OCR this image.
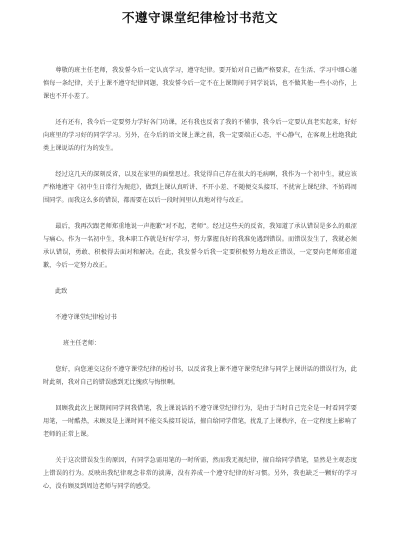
不遵守课堂纪律检讨书范文

尊敬的班主任老师，我发誓今后一定认真学习，遵守纪律。要开始对自己做严格要求，在生活、学习中细心谨慎每一条纪律，关于上课不遵守纪律问题，我发誓今后一定不在上课期间于同学说话，也不做其他一些小动作，上课也不开小差了。

还有还有，我今后一定要努力学好各门功课，还有我也反省了我的不懂事，我今后一定要认真老实起来，好好向班里的学习好的同学学习。另外，在今后的语文课上课之前，我一定要端正心态，平心静气，在客观上杜绝我此类上课说话的行为的发生。

经过这几天的深刻反省，以及在家里的面壁思过。我觉得自己存在很大的毛病啊，我作为一个初中生，就应该严格地遵守《初中生日常行为规范》，做到上课认真听讲、不开小差、不随便交头接耳、不扰害上课纪律、不妨碍周围同学。而我这么多的错误，都需要在以后一段时间里认真地对待与改正。

最后，我再次跟老师郑重地说一声抱歉“对不起，老师”。经过这些天的反省，我知道了承认错误是多么的艰涩与痛心。作为一名初中生，我本职工作就是好好学习，努力掌握良好的我准免遇到错误。而错误发生了，我就必须承认错误，勇敢、积极得去面对和解决。在此，我发誓今后我一定要积极努力地改正错误，一定要向老师郑重道歉，今后一定努力改正。

此致
不遵守课堂纪律检讨书
班主任老师：

您好，向您递交这份不遵守课堂纪律的检讨书，以反省我上课不遵守课堂纪律与同学上课讲话的错误行为，此时此刻，我对自己的错误感到无比愧疚与悔恨啊。

回顾我此次上课期间同学问我借笔，我上课说话的不遵守课堂纪律行为，是由于当时自己完全是一时看同学要用笔，一时酷热，未顾及是上课时间不能交头接耳说话，擅自给同学借笔，扰乱了上课秩序，在一定程度上影响了老师的正常上课。

关于这次错误发生的原因，有同学急需用笔的一时所需，然而我无视纪律，擅自给同学借笔，显然是主观态度上错误的行为。反映出我纪律观念非常的淡薄，没有养成一个遵守纪律的好习惯。另外，我也缺乏一颗好的学习心，没有顾及到周边老师与同学的感受。
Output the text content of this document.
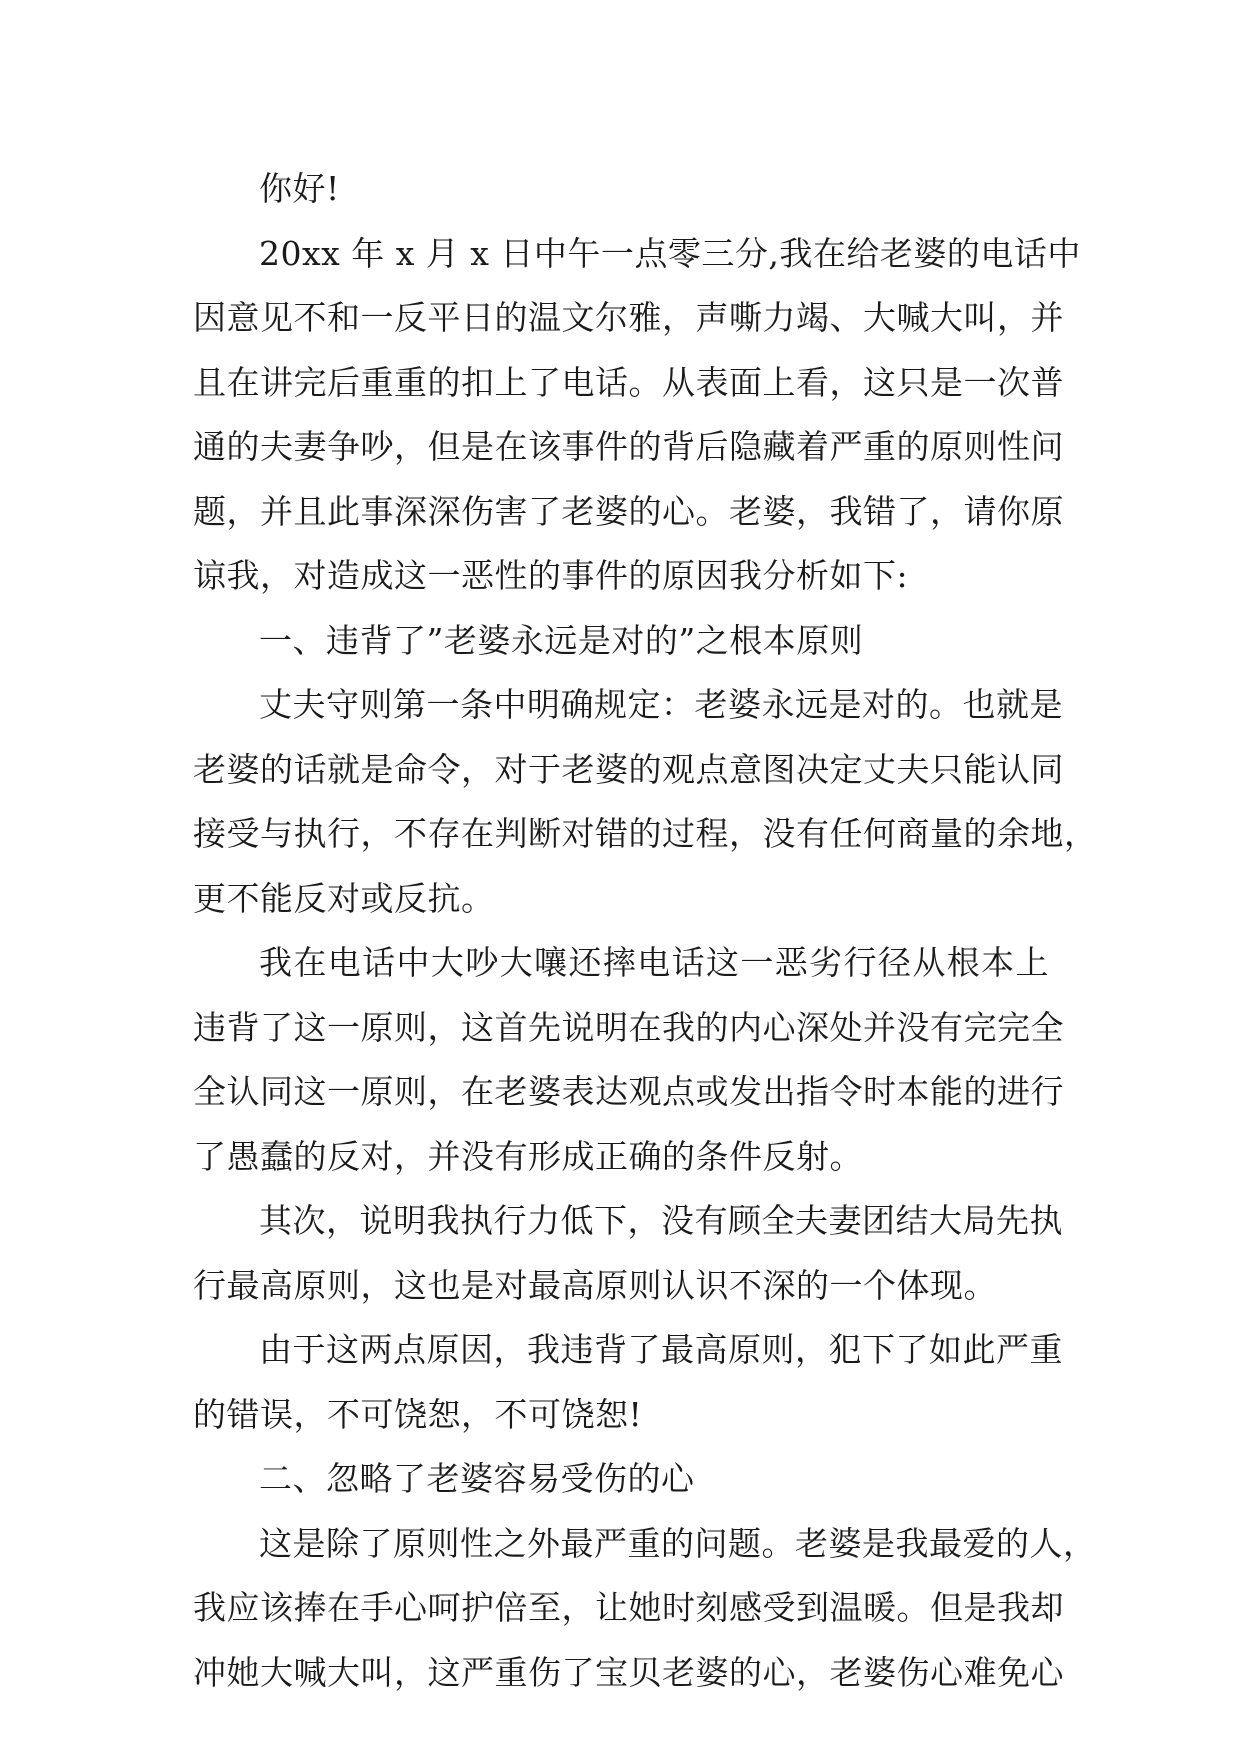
你好!
20xx 年 x 月 x 日中午一点零三分,我在给老婆的电话中
因意见不和一反平日的温文尔雅，声嘶力竭、大喊大叫，并
且在讲完后重重的扣上了电话。从表面上看，这只是一次普
通的夫妻争吵，但是在该事件的背后隐藏着严重的原则性问
题，并且此事深深伤害了老婆的心。老婆，我错了，请你原
谅我，对造成这一恶性的事件的原因我分析如下:
一、违背了”老婆永远是对的”之根本原则
丈夫守则第一条中明确规定：老婆永远是对的。也就是
老婆的话就是命令，对于老婆的观点意图决定丈夫只能认同
接受与执行，不存在判断对错的过程，没有任何商量的余地，
更不能反对或反抗。
我在电话中大吵大嚷还摔电话这一恶劣行径从根本上
违背了这一原则，这首先说明在我的内心深处并没有完完全
全认同这一原则，在老婆表达观点或发出指令时本能的进行
了愚蠢的反对，并没有形成正确的条件反射。
其次，说明我执行力低下，没有顾全夫妻团结大局先执
行最高原则，这也是对最高原则认识不深的一个体现。
由于这两点原因，我违背了最高原则，犯下了如此严重
的错误，不可饶恕，不可饶恕!
二、忽略了老婆容易受伤的心
这是除了原则性之外最严重的问题。老婆是我最爱的人，
我应该捧在手心呵护倍至，让她时刻感受到温暖。但是我却
冲她大喊大叫，这严重伤了宝贝老婆的心，老婆伤心难免心
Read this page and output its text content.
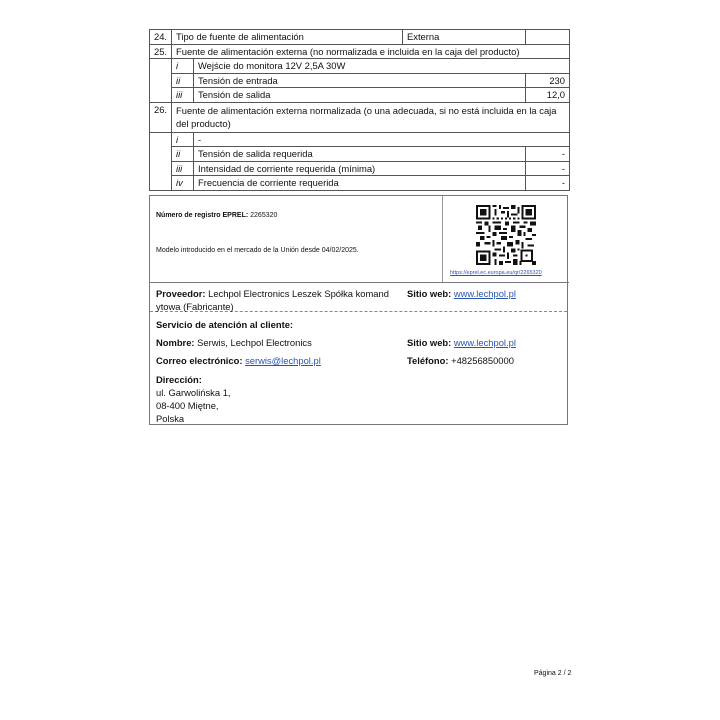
24.	Tipo de fuente de alimentación		Externa		
25.	Fuente de alimentación externa (no normalizada e incluida en la caja del producto)				
	i	Wejście do monitora 12V 2,5A 30W			
	ii	Tensión de entrada		230	
	iii	Tensión de salida		12,0	
26.	Fuente de alimentación externa normalizada (o una adecuada, si no está incluida en la caja del producto)				
	i	-			
	ii	Tensión de salida requerida		-	
	iii	Intensidad de corriente requerida (mínima)		-	
	iv	Frecuencia de corriente requerida		-	
Número de registro EPREL: 2265320
Modelo introducido en el mercado de la Unión desde 04/02/2025.
https://eprel.ec.europa.eu/qr/2265320
Proveedor: Lechpol Electronics Leszek Spółka komand
ytowa (Fabricante)
Sitio web: www.lechpol.pl
Servicio de atención al cliente:
Nombre: Serwis, Lechpol Electronics	Sitio web: www.lechpol.pl
Correo electrónico: serwis@lechpol.pl	Teléfono: +48256850000
Dirección:
ul. Garwolińska 1,
08-400 Miętne,
Polska
Página 2 / 2
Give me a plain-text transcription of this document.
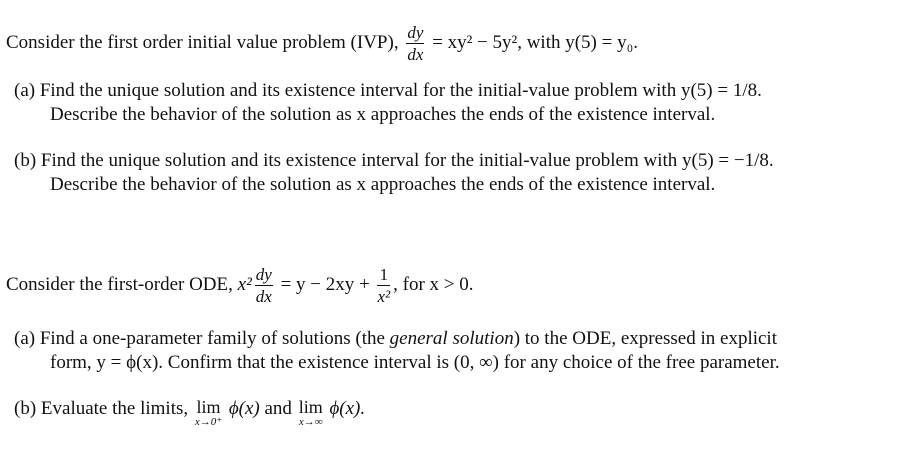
Consider the first order initial value problem (IVP), $\frac{dy}{dx} = xy^2 - 5y^2$, with y(5) = y₀.
(a) Find the unique solution and its existence interval for the initial-value problem with y(5) = 1/8.
Describe the behavior of the solution as x approaches the ends of the existence interval.
(b) Find the unique solution and its existence interval for the initial-value problem with y(5) = −1/8.
Describe the behavior of the solution as x approaches the ends of the existence interval.
Consider the first-order ODE, $x^2 \frac{dy}{dx} = y - 2xy + \frac{1}{\text{x²}}$ , for x > 0.
(a) Find a one-parameter family of solutions (the general solution) to the ODE, expressed in explicit
form, y = ϕ(x). Confirm that the existence interval is (0, ∞) for any choice of the free parameter.
(b) Evaluate the limits, lim
x→0⁺
ϕ(x) and lim
x→∞
ϕ(x).
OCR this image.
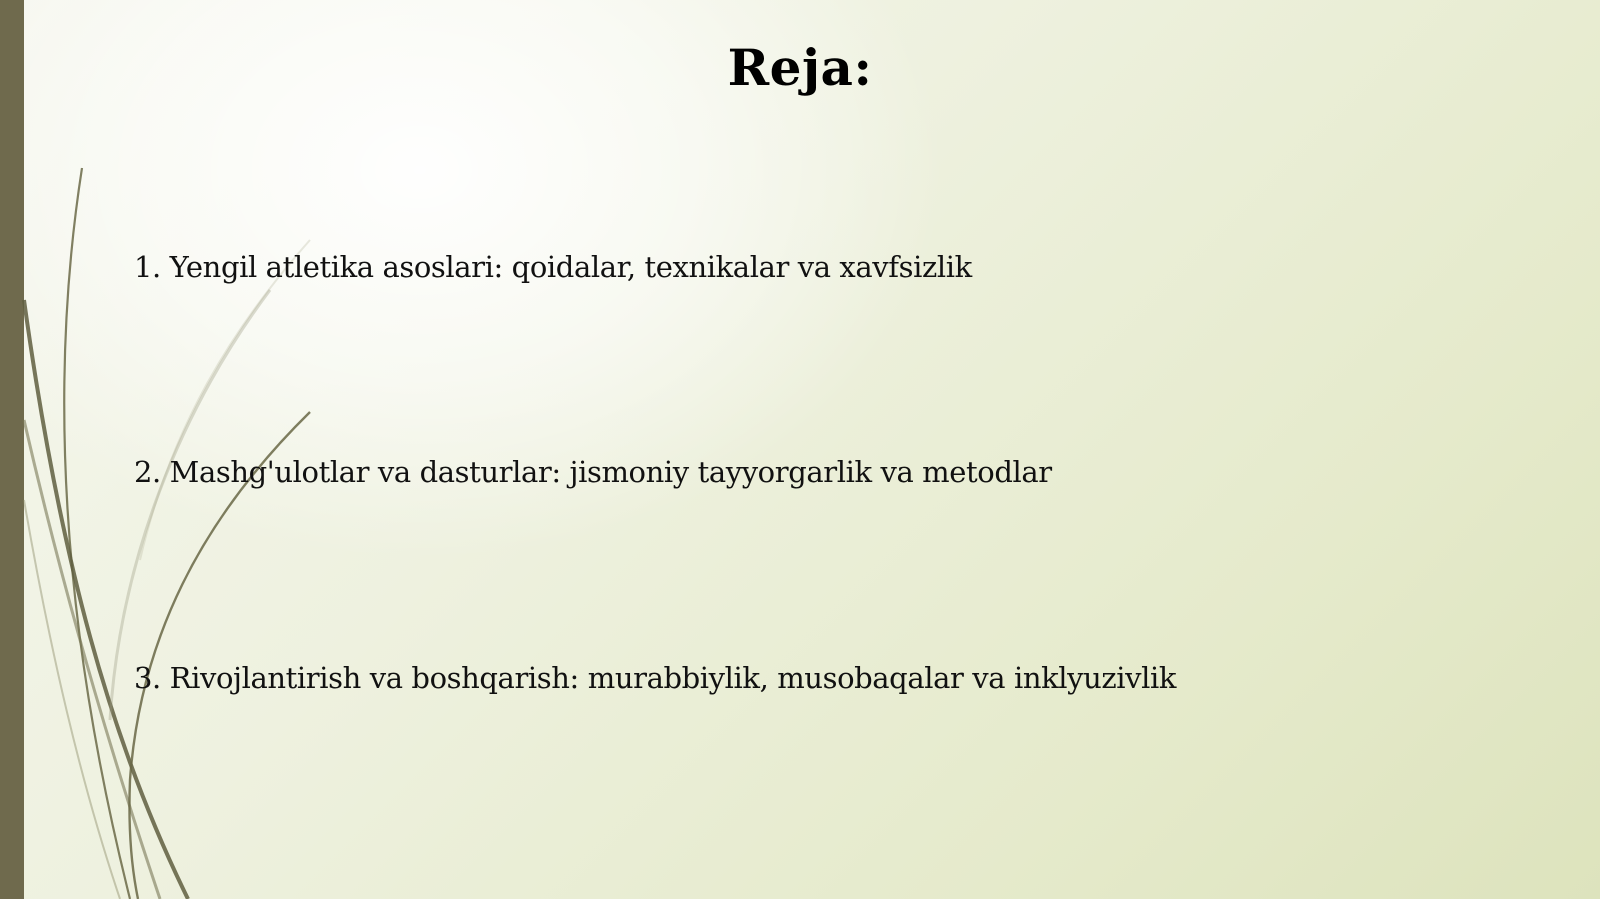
Reja:
1. Yengil atletika asoslari: qoidalar, texnikalar va xavfsizlik
2. Mashg'ulotlar va dasturlar: jismoniy tayyorgarlik va metodlar
3. Rivojlantirish va boshqarish: murabbiylik, musobaqalar va inklyuzivlik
=====
■ **Your task**
Using the listing above, return all lines where the word "document" occurs.

■ **Result below**
Output the text content of this document.
Give me a plain-text transcription of this document.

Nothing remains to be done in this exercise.